(Figure content listings)
###
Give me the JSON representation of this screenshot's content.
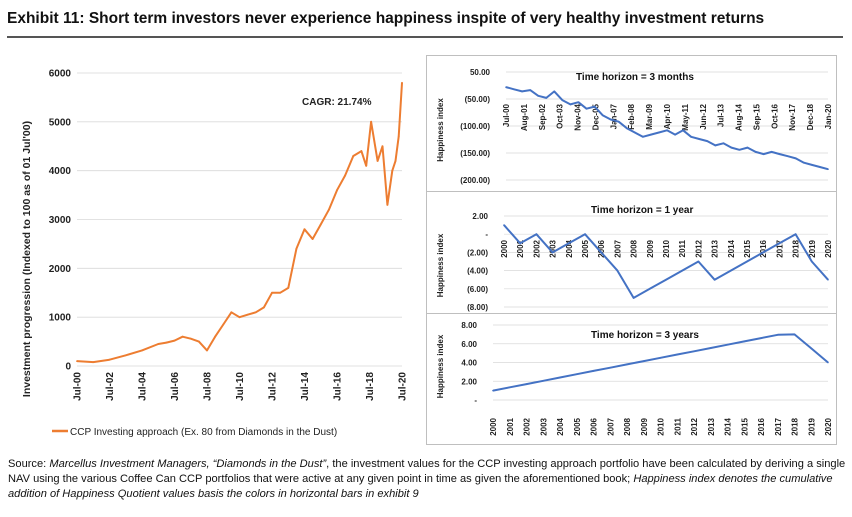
{
  "exhibit_title": "Exhibit 11: Short term investors never experience happiness inspite of very healthy investment returns",
  "source": {
    "prefix": "Source: ",
    "italic_1": "Marcellus Investment Managers, “Diamonds in the Dust”",
    "text_1": ", the investment values for the CCP investing approach portfolio have been calculated by deriving a single NAV using the various Coffee Can CCP portfolios that were active at any given point in time as given the aforementioned book; ",
    "italic_2": "Happiness index denotes the cumulative addition of Happiness Quotient values basis the colors in horizontal bars in exhibit 9"
  },
  "colors": {
    "orange": "#ED7D31",
    "blue": "#4472C4",
    "grid": "#d9d9d9"
  },
  "chart_data": [
    {
      "type": "line",
      "id": "investment",
      "ylabel": "Investment progression (Indexed to 100 as of 01 Jul'00)",
      "ylim": [
        0,
        6000
      ],
      "yticks": [
        "6000",
        "5000",
        "4000",
        "3000",
        "2000",
        "1000",
        "0"
      ],
      "xticks": [
        "Jul-00",
        "Jul-02",
        "Jul-04",
        "Jul-06",
        "Jul-08",
        "Jul-10",
        "Jul-12",
        "Jul-14",
        "Jul-16",
        "Jul-18",
        "Jul-20"
      ],
      "xrange": [
        2000.5,
        2020.5
      ],
      "annotation": "CAGR: 21.74%",
      "legend": "CCP Investing approach (Ex. 80 from Diamonds in the Dust)",
      "series": [
        {
          "name": "CCP Investing approach (Ex. 80 from Diamonds in the Dust)",
          "x": [
            2000.5,
            2001.5,
            2002.5,
            2003.5,
            2004.5,
            2005.5,
            2006.0,
            2006.5,
            2007.0,
            2007.5,
            2008.0,
            2008.5,
            2009.0,
            2009.5,
            2010.0,
            2010.5,
            2011.0,
            2011.5,
            2012.0,
            2012.5,
            2013.0,
            2013.5,
            2014.0,
            2014.5,
            2015.0,
            2015.5,
            2016.0,
            2016.5,
            2017.0,
            2017.5,
            2018.0,
            2018.3,
            2018.6,
            2019.0,
            2019.3,
            2019.6,
            2019.9,
            2020.1,
            2020.3,
            2020.5
          ],
          "y": [
            100,
            80,
            130,
            220,
            320,
            450,
            480,
            520,
            600,
            560,
            500,
            320,
            600,
            850,
            1100,
            1000,
            1050,
            1100,
            1200,
            1500,
            1500,
            1600,
            2400,
            2800,
            2600,
            2900,
            3200,
            3600,
            3900,
            4300,
            4400,
            4100,
            5000,
            4200,
            4500,
            3300,
            4000,
            4200,
            4700,
            5800
          ]
        }
      ]
    },
    {
      "type": "line",
      "id": "happiness_3m",
      "title": "Time horizon = 3 months",
      "ylabel": "Happiness index",
      "ylim": [
        -200,
        50
      ],
      "yticks": [
        "50.00",
        "(50.00)",
        "(100.00)",
        "(150.00)",
        "(200.00)"
      ],
      "xticks": [
        "Jul-00",
        "Aug-01",
        "Sep-02",
        "Oct-03",
        "Nov-04",
        "Dec-05",
        "Jan-07",
        "Feb-08",
        "Mar-09",
        "Apr-10",
        "May-11",
        "Jun-12",
        "Jul-13",
        "Aug-14",
        "Sep-15",
        "Oct-16",
        "Nov-17",
        "Dec-18",
        "Jan-20"
      ],
      "series": [
        {
          "name": "Happiness index",
          "x": [
            2000.5,
            2001.0,
            2001.5,
            2002.0,
            2002.5,
            2003.0,
            2003.5,
            2004.0,
            2004.5,
            2005.0,
            2005.5,
            2006.0,
            2006.5,
            2007.0,
            2007.5,
            2008.0,
            2008.5,
            2009.0,
            2009.5,
            2010.0,
            2010.5,
            2011.0,
            2011.5,
            2012.0,
            2012.5,
            2013.0,
            2013.5,
            2014.0,
            2014.5,
            2015.0,
            2015.5,
            2016.0,
            2016.5,
            2017.0,
            2017.5,
            2018.0,
            2018.5,
            2019.0,
            2019.5,
            2020.0,
            2020.5
          ],
          "y": [
            15,
            10,
            5,
            8,
            -5,
            -10,
            5,
            -15,
            -25,
            -20,
            -35,
            -30,
            -50,
            -60,
            -65,
            -80,
            -90,
            -100,
            -95,
            -90,
            -85,
            -95,
            -85,
            -100,
            -105,
            -110,
            -120,
            -115,
            -125,
            -130,
            -125,
            -135,
            -140,
            -135,
            -140,
            -145,
            -150,
            -160,
            -165,
            -170,
            -175
          ]
        }
      ]
    },
    {
      "type": "line",
      "id": "happiness_1y",
      "title": "Time horizon = 1 year",
      "ylabel": "Happiness index",
      "ylim": [
        -8,
        2
      ],
      "yticks": [
        "2.00",
        "-",
        "(2.00)",
        "(4.00)",
        "(6.00)",
        "(8.00)"
      ],
      "xticks": [
        "2000",
        "2001",
        "2002",
        "2003",
        "2004",
        "2005",
        "2006",
        "2007",
        "2008",
        "2009",
        "2010",
        "2011",
        "2012",
        "2013",
        "2014",
        "2015",
        "2016",
        "2017",
        "2018",
        "2019",
        "2020"
      ],
      "series": [
        {
          "name": "Happiness index",
          "x": [
            2000,
            2001,
            2002,
            2003,
            2004,
            2005,
            2006,
            2007,
            2008,
            2009,
            2010,
            2011,
            2012,
            2013,
            2014,
            2015,
            2016,
            2017,
            2018,
            2019,
            2020
          ],
          "y": [
            1,
            -1,
            0,
            -2,
            -1,
            0,
            -2,
            -4,
            -7,
            -6,
            -5,
            -4,
            -3,
            -5,
            -4,
            -3,
            -2,
            -1,
            0,
            -3,
            -5
          ]
        }
      ]
    },
    {
      "type": "line",
      "id": "happiness_3y",
      "title": "Time horizon = 3 years",
      "ylabel": "Happiness index",
      "ylim": [
        0,
        8
      ],
      "yticks": [
        "8.00",
        "6.00",
        "4.00",
        "2.00",
        "-"
      ],
      "xticks": [
        "2000",
        "2001",
        "2002",
        "2003",
        "2004",
        "2005",
        "2006",
        "2007",
        "2008",
        "2009",
        "2010",
        "2011",
        "2012",
        "2013",
        "2014",
        "2015",
        "2016",
        "2017",
        "2018",
        "2019",
        "2020"
      ],
      "series": [
        {
          "name": "Happiness index",
          "x": [
            2000,
            2001,
            2002,
            2003,
            2004,
            2005,
            2006,
            2007,
            2008,
            2009,
            2010,
            2011,
            2012,
            2013,
            2014,
            2015,
            2016,
            2017,
            2018,
            2019,
            2020
          ],
          "y": [
            1,
            1.35,
            1.7,
            2.05,
            2.4,
            2.75,
            3.1,
            3.45,
            3.8,
            4.15,
            4.5,
            4.85,
            5.2,
            5.55,
            5.9,
            6.25,
            6.6,
            6.95,
            7,
            5.5,
            4
          ]
        }
      ]
    }
  ]
}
###
### YOUR TASK
Without including any pictures, print each record exactly.

### EXERCISE OUTPUT
Give me the JSON representation of this screenshot's content.
{
  "exhibit_title": "Exhibit 11: Short term investors never experience happiness inspite of very healthy investment returns",
  "source": {
    "prefix": "Source: ",
    "italic_1": "Marcellus Investment Managers, “Diamonds in the Dust”",
    "text_1": ", the investment values for the CCP investing approach portfolio have been calculated by deriving a single NAV using the various Coffee Can CCP portfolios that were active at any given point in time as given the aforementioned book; ",
    "italic_2": "Happiness index denotes the cumulative addition of Happiness Quotient values basis the colors in horizontal bars in exhibit 9"
  },
  "colors": {
    "orange": "#ED7D31",
    "blue": "#4472C4",
    "grid": "#d9d9d9"
  },
  "chart_data": [
    {
      "type": "line",
      "id": "investment",
      "ylabel": "Investment progression (Indexed to 100 as of 01 Jul'00)",
      "ylim": [
        0,
        6000
      ],
      "yticks": [
        "6000",
        "5000",
        "4000",
        "3000",
        "2000",
        "1000",
        "0"
      ],
      "xticks": [
        "Jul-00",
        "Jul-02",
        "Jul-04",
        "Jul-06",
        "Jul-08",
        "Jul-10",
        "Jul-12",
        "Jul-14",
        "Jul-16",
        "Jul-18",
        "Jul-20"
      ],
      "xrange": [
        2000.5,
        2020.5
      ],
      "annotation": "CAGR: 21.74%",
      "legend": "CCP Investing approach (Ex. 80 from Diamonds in the Dust)",
      "series": [
        {
          "name": "CCP Investing approach (Ex. 80 from Diamonds in the Dust)",
          "x": [
            2000.5,
            2001.5,
            2002.5,
            2003.5,
            2004.5,
            2005.5,
            2006.0,
            2006.5,
            2007.0,
            2007.5,
            2008.0,
            2008.5,
            2009.0,
            2009.5,
            2010.0,
            2010.5,
            2011.0,
            2011.5,
            2012.0,
            2012.5,
            2013.0,
            2013.5,
            2014.0,
            2014.5,
            2015.0,
            2015.5,
            2016.0,
            2016.5,
            2017.0,
            2017.5,
            2018.0,
            2018.3,
            2018.6,
            2019.0,
            2019.3,
            2019.6,
            2019.9,
            2020.1,
            2020.3,
            2020.5
          ],
          "y": [
            100,
            80,
            130,
            220,
            320,
            450,
            480,
            520,
            600,
            560,
            500,
            320,
            600,
            850,
            1100,
            1000,
            1050,
            1100,
            1200,
            1500,
            1500,
            1600,
            2400,
            2800,
            2600,
            2900,
            3200,
            3600,
            3900,
            4300,
            4400,
            4100,
            5000,
            4200,
            4500,
            3300,
            4000,
            4200,
            4700,
            5800
          ]
        }
      ]
    },
    {
      "type": "line",
      "id": "happiness_3m",
      "title": "Time horizon = 3 months",
      "ylabel": "Happiness index",
      "ylim": [
        -200,
        50
      ],
      "yticks": [
        "50.00",
        "(50.00)",
        "(100.00)",
        "(150.00)",
        "(200.00)"
      ],
      "xticks": [
        "Jul-00",
        "Aug-01",
        "Sep-02",
        "Oct-03",
        "Nov-04",
        "Dec-05",
        "Jan-07",
        "Feb-08",
        "Mar-09",
        "Apr-10",
        "May-11",
        "Jun-12",
        "Jul-13",
        "Aug-14",
        "Sep-15",
        "Oct-16",
        "Nov-17",
        "Dec-18",
        "Jan-20"
      ],
      "series": [
        {
          "name": "Happiness index",
          "x": [
            2000.5,
            2001.0,
            2001.5,
            2002.0,
            2002.5,
            2003.0,
            2003.5,
            2004.0,
            2004.5,
            2005.0,
            2005.5,
            2006.0,
            2006.5,
            2007.0,
            2007.5,
            2008.0,
            2008.5,
            2009.0,
            2009.5,
            2010.0,
            2010.5,
            2011.0,
            2011.5,
            2012.0,
            2012.5,
            2013.0,
            2013.5,
            2014.0,
            2014.5,
            2015.0,
            2015.5,
            2016.0,
            2016.5,
            2017.0,
            2017.5,
            2018.0,
            2018.5,
            2019.0,
            2019.5,
            2020.0,
            2020.5
          ],
          "y": [
            15,
            10,
            5,
            8,
            -5,
            -10,
            5,
            -15,
            -25,
            -20,
            -35,
            -30,
            -50,
            -60,
            -65,
            -80,
            -90,
            -100,
            -95,
            -90,
            -85,
            -95,
            -85,
            -100,
            -105,
            -110,
            -120,
            -115,
            -125,
            -130,
            -125,
            -135,
            -140,
            -135,
            -140,
            -145,
            -150,
            -160,
            -165,
            -170,
            -175
          ]
        }
      ]
    },
    {
      "type": "line",
      "id": "happiness_1y",
      "title": "Time horizon = 1 year",
      "ylabel": "Happiness index",
      "ylim": [
        -8,
        2
      ],
      "yticks": [
        "2.00",
        "-",
        "(2.00)",
        "(4.00)",
        "(6.00)",
        "(8.00)"
      ],
      "xticks": [
        "2000",
        "2001",
        "2002",
        "2003",
        "2004",
        "2005",
        "2006",
        "2007",
        "2008",
        "2009",
        "2010",
        "2011",
        "2012",
        "2013",
        "2014",
        "2015",
        "2016",
        "2017",
        "2018",
        "2019",
        "2020"
      ],
      "series": [
        {
          "name": "Happiness index",
          "x": [
            2000,
            2001,
            2002,
            2003,
            2004,
            2005,
            2006,
            2007,
            2008,
            2009,
            2010,
            2011,
            2012,
            2013,
            2014,
            2015,
            2016,
            2017,
            2018,
            2019,
            2020
          ],
          "y": [
            1,
            -1,
            0,
            -2,
            -1,
            0,
            -2,
            -4,
            -7,
            -6,
            -5,
            -4,
            -3,
            -5,
            -4,
            -3,
            -2,
            -1,
            0,
            -3,
            -5
          ]
        }
      ]
    },
    {
      "type": "line",
      "id": "happiness_3y",
      "title": "Time horizon = 3 years",
      "ylabel": "Happiness index",
      "ylim": [
        0,
        8
      ],
      "yticks": [
        "8.00",
        "6.00",
        "4.00",
        "2.00",
        "-"
      ],
      "xticks": [
        "2000",
        "2001",
        "2002",
        "2003",
        "2004",
        "2005",
        "2006",
        "2007",
        "2008",
        "2009",
        "2010",
        "2011",
        "2012",
        "2013",
        "2014",
        "2015",
        "2016",
        "2017",
        "2018",
        "2019",
        "2020"
      ],
      "series": [
        {
          "name": "Happiness index",
          "x": [
            2000,
            2001,
            2002,
            2003,
            2004,
            2005,
            2006,
            2007,
            2008,
            2009,
            2010,
            2011,
            2012,
            2013,
            2014,
            2015,
            2016,
            2017,
            2018,
            2019,
            2020
          ],
          "y": [
            1,
            1.35,
            1.7,
            2.05,
            2.4,
            2.75,
            3.1,
            3.45,
            3.8,
            4.15,
            4.5,
            4.85,
            5.2,
            5.55,
            5.9,
            6.25,
            6.6,
            6.95,
            7,
            5.5,
            4
          ]
        }
      ]
    }
  ]
}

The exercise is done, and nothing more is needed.